__THE TASK__: Restate the records below word for word, and omit the images they hold.

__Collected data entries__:

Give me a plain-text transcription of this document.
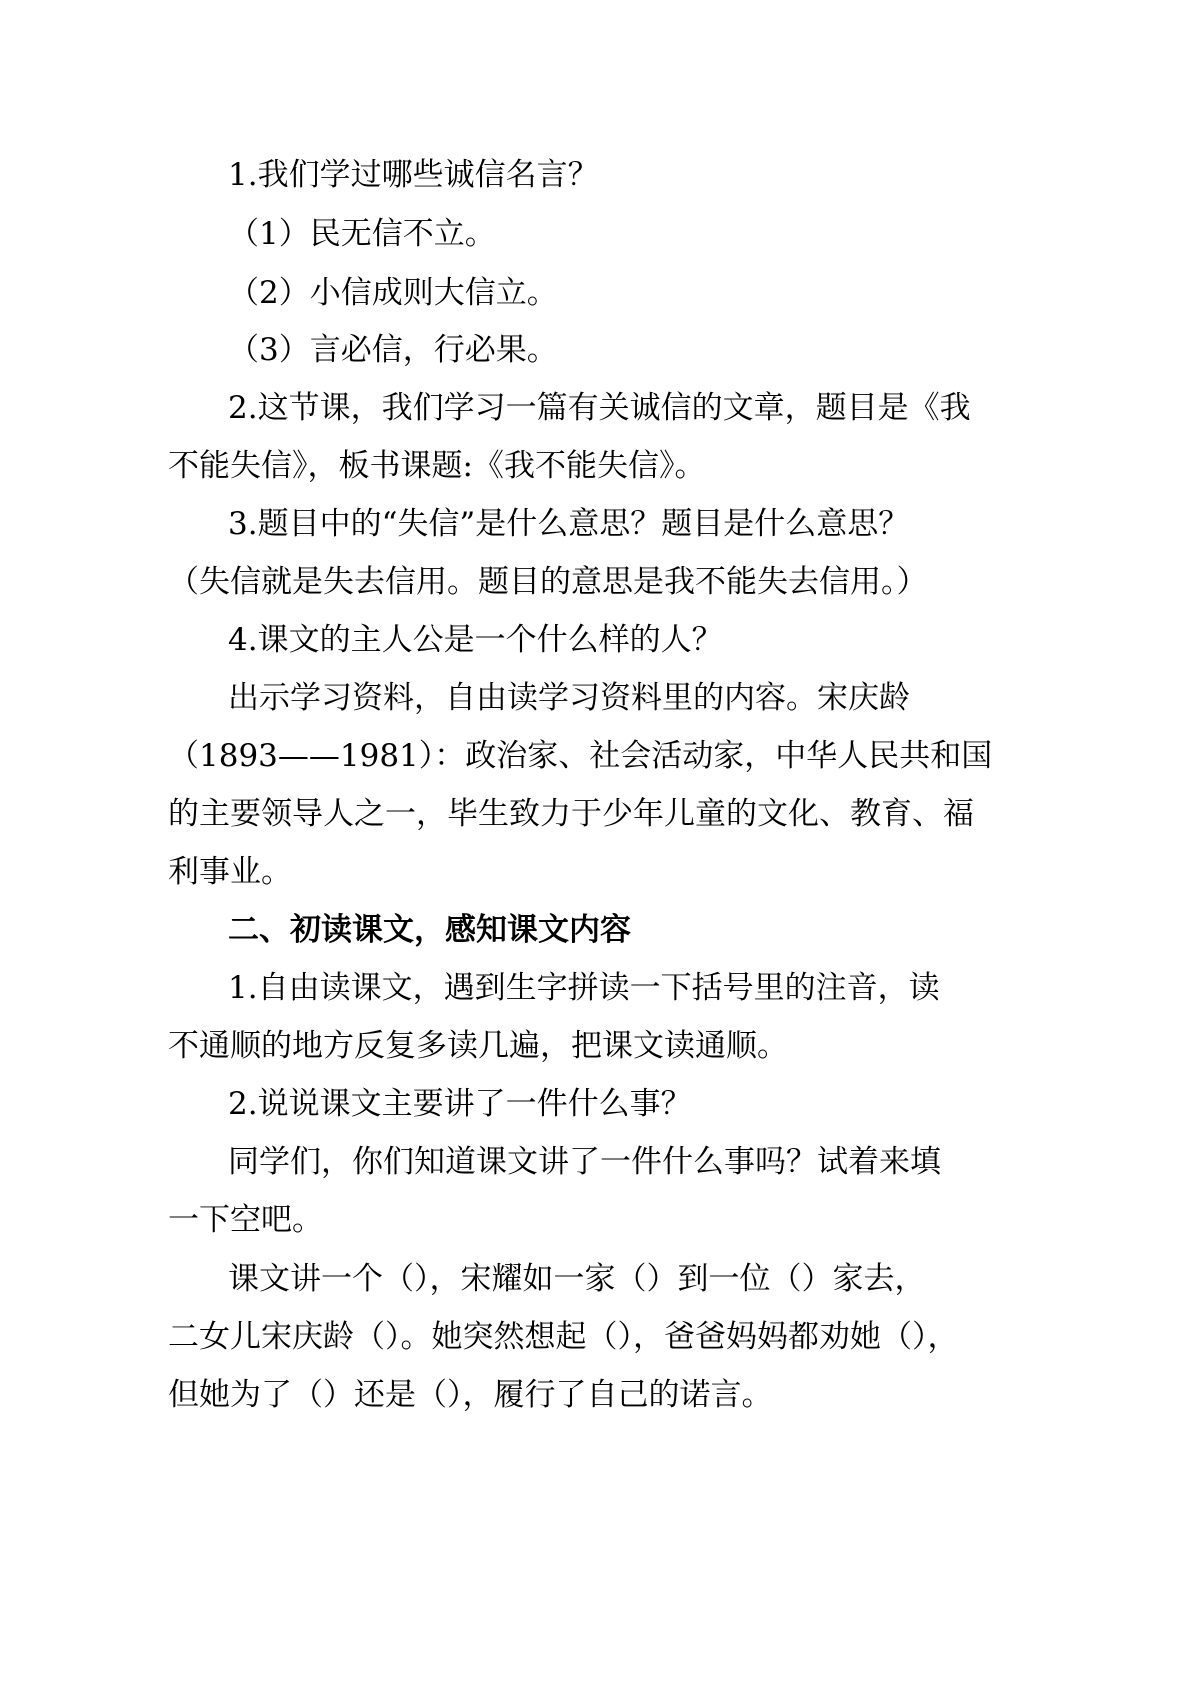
1.我们学过哪些诚信名言？
（1）民无信不立。
（2）小信成则大信立。
（3）言必信，行必果。
2.这节课，我们学习一篇有关诚信的文章，题目是《我
不能失信》，板书课题:《我不能失信》。
3.题目中的“失信”是什么意思？题目是什么意思？
（失信就是失去信用。题目的意思是我不能失去信用。）
4.课文的主人公是一个什么样的人？
出示学习资料，自由读学习资料里的内容。宋庆龄
（1893——1981）：政治家、社会活动家，中华人民共和国
的主要领导人之一，毕生致力于少年儿童的文化、教育、福
利事业。
二、初读课文，感知课文内容
1.自由读课文，遇到生字拼读一下括号里的注音，读
不通顺的地方反复多读几遍，把课文读通顺。
2.说说课文主要讲了一件什么事？
同学们，你们知道课文讲了一件什么事吗？试着来填
一下空吧。
课文讲一个（），宋耀如一家（）到一位（）家去，
二女儿宋庆龄（）。她突然想起（），爸爸妈妈都劝她（），
但她为了（）还是（），履行了自己的诺言。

__EXPECTED ANSWER__:
Give me a plain-text transcription of this document.
1.我们学过哪些诚信名言？
（1）民无信不立。
（2）小信成则大信立。
（3）言必信，行必果。
2.这节课，我们学习一篇有关诚信的文章，题目是《我
不能失信》，板书课题:《我不能失信》。
3.题目中的“失信”是什么意思？题目是什么意思？
（失信就是失去信用。题目的意思是我不能失去信用。）
4.课文的主人公是一个什么样的人？
出示学习资料，自由读学习资料里的内容。宋庆龄
（1893——1981）：政治家、社会活动家，中华人民共和国
的主要领导人之一，毕生致力于少年儿童的文化、教育、福
利事业。
二、初读课文，感知课文内容
1.自由读课文，遇到生字拼读一下括号里的注音，读
不通顺的地方反复多读几遍，把课文读通顺。
2.说说课文主要讲了一件什么事？
同学们，你们知道课文讲了一件什么事吗？试着来填
一下空吧。
课文讲一个（），宋耀如一家（）到一位（）家去，
二女儿宋庆龄（）。她突然想起（），爸爸妈妈都劝她（），
但她为了（）还是（），履行了自己的诺言。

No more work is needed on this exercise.